* Given problem *
The exercise asks for every line of the data to be reproduced exactly.

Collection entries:
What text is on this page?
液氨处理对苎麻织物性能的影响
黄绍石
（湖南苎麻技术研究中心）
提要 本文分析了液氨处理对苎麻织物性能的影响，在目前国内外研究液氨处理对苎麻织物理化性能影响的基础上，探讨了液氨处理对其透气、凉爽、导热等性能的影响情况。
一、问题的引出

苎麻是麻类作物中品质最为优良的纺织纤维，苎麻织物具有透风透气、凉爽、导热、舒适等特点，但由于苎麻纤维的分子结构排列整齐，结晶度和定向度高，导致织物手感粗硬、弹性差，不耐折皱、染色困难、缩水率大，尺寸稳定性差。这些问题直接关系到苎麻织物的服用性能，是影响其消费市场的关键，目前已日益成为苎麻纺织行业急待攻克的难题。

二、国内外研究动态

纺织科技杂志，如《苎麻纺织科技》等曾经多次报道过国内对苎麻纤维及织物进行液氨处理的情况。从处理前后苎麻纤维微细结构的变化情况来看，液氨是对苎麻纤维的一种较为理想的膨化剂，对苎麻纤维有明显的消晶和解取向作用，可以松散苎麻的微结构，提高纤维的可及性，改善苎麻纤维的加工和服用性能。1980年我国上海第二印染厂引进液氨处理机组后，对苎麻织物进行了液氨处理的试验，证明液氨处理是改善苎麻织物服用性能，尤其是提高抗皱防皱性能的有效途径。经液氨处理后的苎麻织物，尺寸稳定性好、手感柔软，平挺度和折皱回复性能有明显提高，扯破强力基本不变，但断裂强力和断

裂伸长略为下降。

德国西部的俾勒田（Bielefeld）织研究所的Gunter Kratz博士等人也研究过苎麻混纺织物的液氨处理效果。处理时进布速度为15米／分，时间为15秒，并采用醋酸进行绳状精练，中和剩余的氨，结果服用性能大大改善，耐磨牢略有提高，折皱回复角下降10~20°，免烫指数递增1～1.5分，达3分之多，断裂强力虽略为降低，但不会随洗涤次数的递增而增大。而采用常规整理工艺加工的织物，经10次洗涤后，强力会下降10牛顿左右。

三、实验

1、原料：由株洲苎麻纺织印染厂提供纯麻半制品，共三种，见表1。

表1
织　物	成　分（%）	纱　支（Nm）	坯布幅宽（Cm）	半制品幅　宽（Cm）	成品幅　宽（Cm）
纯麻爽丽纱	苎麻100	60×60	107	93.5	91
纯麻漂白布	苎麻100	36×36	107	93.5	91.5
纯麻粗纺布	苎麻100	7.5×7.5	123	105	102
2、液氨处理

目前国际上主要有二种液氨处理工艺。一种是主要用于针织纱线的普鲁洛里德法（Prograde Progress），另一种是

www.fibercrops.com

* Written solution *
What text is on this page?
液氨处理对苎麻织物性能的影响
黄绍石
（湖南苎麻技术研究中心）
提要 本文分析了液氨处理对苎麻织物性能的影响，在目前国内外研究液氨处理对苎麻织物理化性能影响的基础上，探讨了液氨处理对其透气、凉爽、导热等性能的影响情况。
一、问题的引出

苎麻是麻类作物中品质最为优良的纺织纤维，苎麻织物具有透风透气、凉爽、导热、舒适等特点，但由于苎麻纤维的分子结构排列整齐，结晶度和定向度高，导致织物手感粗硬、弹性差，不耐折皱、染色困难、缩水率大，尺寸稳定性差。这些问题直接关系到苎麻织物的服用性能，是影响其消费市场的关键，目前已日益成为苎麻纺织行业急待攻克的难题。

二、国内外研究动态

纺织科技杂志，如《苎麻纺织科技》等曾经多次报道过国内对苎麻纤维及织物进行液氨处理的情况。从处理前后苎麻纤维微细结构的变化情况来看，液氨是对苎麻纤维的一种较为理想的膨化剂，对苎麻纤维有明显的消晶和解取向作用，可以松散苎麻的微结构，提高纤维的可及性，改善苎麻纤维的加工和服用性能。1980年我国上海第二印染厂引进液氨处理机组后，对苎麻织物进行了液氨处理的试验，证明液氨处理是改善苎麻织物服用性能，尤其是提高抗皱防皱性能的有效途径。经液氨处理后的苎麻织物，尺寸稳定性好、手感柔软，平挺度和折皱回复性能有明显提高，扯破强力基本不变，但断裂强力和断

裂伸长略为下降。

德国西部的俾勒田（Bielefeld）织研究所的Gunter Kratz博士等人也研究过苎麻混纺织物的液氨处理效果。处理时进布速度为15米／分，时间为15秒，并采用醋酸进行绳状精练，中和剩余的氨，结果服用性能大大改善，耐磨牢略有提高，折皱回复角下降10~20°，免烫指数递增1～1.5分，达3分之多，断裂强力虽略为降低，但不会随洗涤次数的递增而增大。而采用常规整理工艺加工的织物，经10次洗涤后，强力会下降10牛顿左右。

三、实验

1、原料：由株洲苎麻纺织印染厂提供纯麻半制品，共三种，见表1。

表1
织　物	成　分（%）	纱　支（Nm）	坯布幅宽（Cm）	半制品幅　宽（Cm）	成品幅　宽（Cm）
纯麻爽丽纱	苎麻100	60×60	107	93.5	91
纯麻漂白布	苎麻100	36×36	107	93.5	91.5
纯麻粗纺布	苎麻100	7.5×7.5	123	105	102
2、液氨处理

目前国际上主要有二种液氨处理工艺。一种是主要用于针织纱线的普鲁洛里德法（Prograde Progress），另一种是

www.fibercrops.com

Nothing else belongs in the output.